= CHALLENGE =
Write the material out again in full, exactly.

= Source data =
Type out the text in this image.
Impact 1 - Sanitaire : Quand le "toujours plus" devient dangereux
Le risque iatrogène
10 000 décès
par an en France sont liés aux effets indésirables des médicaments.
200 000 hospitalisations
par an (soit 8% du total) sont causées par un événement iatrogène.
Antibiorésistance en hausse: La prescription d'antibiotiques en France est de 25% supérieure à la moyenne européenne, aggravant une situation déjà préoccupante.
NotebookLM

= FINAL ANSWER =
Type out the text in this image.
Impact 1 - Sanitaire : Quand le "toujours plus" devient dangereux
Le risque iatrogène
10 000 décès
par an en France sont liés aux effets indésirables des médicaments.
200 000 hospitalisations
par an (soit 8% du total) sont causées par un événement iatrogène.
Antibiorésistance en hausse: La prescription d'antibiotiques en France est de 25% supérieure à la moyenne européenne, aggravant une situation déjà préoccupante.
NotebookLM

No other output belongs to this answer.